## TASK
List all lines of the data containing the word "disponibilă".

··· DATA SHOWN

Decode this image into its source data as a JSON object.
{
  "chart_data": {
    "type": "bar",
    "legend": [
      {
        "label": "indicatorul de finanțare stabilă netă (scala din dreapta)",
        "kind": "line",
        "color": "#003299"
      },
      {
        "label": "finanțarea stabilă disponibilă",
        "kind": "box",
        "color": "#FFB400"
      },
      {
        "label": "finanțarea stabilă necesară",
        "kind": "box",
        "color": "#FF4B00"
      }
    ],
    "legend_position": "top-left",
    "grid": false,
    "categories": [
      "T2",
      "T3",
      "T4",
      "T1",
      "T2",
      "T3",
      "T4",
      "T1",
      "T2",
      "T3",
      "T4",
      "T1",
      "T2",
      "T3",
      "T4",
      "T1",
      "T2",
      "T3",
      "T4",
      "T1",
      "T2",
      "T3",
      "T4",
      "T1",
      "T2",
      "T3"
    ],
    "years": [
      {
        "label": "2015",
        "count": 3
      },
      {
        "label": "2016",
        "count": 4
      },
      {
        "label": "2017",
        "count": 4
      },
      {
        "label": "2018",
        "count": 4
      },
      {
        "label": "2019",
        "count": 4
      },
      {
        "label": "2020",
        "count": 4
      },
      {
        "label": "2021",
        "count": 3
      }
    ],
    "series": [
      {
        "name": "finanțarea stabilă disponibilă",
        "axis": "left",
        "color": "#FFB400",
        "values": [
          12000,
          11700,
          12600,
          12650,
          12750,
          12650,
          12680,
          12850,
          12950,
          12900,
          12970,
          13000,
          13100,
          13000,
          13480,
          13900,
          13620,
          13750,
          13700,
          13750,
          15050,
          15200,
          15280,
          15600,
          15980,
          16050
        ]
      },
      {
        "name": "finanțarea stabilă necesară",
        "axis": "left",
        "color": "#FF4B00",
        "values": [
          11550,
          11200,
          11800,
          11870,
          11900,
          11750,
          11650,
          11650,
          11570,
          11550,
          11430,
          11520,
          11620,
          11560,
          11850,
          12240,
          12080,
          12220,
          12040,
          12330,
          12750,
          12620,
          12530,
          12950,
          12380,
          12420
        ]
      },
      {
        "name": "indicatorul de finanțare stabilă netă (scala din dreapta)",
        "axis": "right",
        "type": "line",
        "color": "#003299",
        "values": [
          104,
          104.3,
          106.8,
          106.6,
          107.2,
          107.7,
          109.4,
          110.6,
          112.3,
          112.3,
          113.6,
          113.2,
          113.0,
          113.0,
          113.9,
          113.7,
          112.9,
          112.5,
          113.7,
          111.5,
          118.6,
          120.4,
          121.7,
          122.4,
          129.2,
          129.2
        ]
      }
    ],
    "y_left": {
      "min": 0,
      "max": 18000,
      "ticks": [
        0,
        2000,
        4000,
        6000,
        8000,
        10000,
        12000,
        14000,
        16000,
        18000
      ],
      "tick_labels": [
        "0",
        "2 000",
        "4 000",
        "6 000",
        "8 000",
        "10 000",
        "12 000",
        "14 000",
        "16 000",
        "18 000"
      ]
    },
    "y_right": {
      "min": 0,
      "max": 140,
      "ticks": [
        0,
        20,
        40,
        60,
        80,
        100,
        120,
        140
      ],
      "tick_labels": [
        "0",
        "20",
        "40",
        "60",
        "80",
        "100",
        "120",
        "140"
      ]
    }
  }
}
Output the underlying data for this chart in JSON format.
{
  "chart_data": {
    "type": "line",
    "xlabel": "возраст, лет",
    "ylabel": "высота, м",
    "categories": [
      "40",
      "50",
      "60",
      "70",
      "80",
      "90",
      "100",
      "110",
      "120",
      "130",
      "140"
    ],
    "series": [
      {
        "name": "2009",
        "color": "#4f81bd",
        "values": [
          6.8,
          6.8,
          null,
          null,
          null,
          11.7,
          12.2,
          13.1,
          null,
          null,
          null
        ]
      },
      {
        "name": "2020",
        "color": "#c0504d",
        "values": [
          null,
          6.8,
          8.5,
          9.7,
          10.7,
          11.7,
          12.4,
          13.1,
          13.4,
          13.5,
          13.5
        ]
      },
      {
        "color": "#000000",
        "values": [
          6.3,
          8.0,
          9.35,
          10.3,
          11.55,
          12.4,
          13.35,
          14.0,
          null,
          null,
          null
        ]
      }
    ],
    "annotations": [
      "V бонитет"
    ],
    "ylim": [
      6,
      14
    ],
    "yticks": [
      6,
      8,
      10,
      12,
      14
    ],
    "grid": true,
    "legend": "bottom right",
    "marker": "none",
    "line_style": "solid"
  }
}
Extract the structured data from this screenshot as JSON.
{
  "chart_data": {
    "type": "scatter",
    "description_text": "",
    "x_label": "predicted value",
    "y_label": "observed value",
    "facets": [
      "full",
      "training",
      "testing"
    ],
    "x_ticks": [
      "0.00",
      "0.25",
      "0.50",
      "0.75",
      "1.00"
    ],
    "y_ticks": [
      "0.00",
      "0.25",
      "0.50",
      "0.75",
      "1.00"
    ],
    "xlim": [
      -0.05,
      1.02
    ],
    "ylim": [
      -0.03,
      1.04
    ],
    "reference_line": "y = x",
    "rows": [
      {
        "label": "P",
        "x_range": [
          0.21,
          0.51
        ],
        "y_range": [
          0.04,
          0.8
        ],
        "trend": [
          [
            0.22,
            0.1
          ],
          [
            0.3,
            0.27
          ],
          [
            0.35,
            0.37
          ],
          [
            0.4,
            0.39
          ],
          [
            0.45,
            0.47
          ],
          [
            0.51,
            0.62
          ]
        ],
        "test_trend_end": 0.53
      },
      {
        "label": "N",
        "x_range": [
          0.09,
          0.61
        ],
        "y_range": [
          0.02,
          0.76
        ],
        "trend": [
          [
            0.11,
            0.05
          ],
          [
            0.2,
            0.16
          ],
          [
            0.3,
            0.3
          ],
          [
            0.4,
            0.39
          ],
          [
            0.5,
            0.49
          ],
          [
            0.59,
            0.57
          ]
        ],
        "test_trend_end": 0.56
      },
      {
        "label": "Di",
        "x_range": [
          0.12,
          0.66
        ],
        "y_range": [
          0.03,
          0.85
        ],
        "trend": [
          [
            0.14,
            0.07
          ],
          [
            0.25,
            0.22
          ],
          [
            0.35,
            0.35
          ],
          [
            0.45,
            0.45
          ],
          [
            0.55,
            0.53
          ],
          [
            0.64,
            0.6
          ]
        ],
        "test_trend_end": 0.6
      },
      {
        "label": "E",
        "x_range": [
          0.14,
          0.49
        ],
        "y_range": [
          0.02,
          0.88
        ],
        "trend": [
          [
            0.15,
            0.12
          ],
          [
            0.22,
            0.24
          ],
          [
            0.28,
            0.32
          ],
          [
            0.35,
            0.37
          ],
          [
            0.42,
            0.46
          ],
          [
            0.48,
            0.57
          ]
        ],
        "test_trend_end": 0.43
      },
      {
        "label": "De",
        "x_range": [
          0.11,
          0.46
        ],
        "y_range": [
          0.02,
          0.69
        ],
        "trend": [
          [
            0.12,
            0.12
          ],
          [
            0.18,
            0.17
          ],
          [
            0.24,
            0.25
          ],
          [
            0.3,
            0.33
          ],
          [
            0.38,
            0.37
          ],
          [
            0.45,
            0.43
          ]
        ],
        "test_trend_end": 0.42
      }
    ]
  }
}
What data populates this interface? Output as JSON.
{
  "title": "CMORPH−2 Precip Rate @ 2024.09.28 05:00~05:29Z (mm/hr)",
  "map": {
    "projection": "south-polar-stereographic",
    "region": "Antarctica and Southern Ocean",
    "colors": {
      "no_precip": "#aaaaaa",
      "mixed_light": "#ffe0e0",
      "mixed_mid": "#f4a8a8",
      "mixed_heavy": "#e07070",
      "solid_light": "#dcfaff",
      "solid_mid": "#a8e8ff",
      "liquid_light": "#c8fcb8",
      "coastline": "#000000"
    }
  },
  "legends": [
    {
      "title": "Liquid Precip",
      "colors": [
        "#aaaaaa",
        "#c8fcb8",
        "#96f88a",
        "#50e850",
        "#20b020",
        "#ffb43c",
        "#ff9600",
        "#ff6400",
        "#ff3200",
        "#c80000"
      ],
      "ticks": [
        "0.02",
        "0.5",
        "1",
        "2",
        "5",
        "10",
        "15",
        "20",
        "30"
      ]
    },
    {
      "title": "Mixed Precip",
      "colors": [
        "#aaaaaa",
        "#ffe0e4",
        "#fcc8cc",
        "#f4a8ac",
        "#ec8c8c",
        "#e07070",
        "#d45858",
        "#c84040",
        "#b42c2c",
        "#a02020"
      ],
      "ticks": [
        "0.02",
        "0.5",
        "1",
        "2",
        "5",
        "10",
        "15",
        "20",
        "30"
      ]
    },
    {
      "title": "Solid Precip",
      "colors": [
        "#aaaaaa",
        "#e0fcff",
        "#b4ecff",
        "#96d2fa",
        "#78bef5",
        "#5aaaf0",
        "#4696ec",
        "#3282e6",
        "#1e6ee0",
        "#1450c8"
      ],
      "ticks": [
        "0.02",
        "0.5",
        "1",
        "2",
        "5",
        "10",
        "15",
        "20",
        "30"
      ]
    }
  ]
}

······

## TASK ANSWER
        "label": "finanțarea stabilă disponibilă",
        "name": "finanțarea stabilă disponibilă",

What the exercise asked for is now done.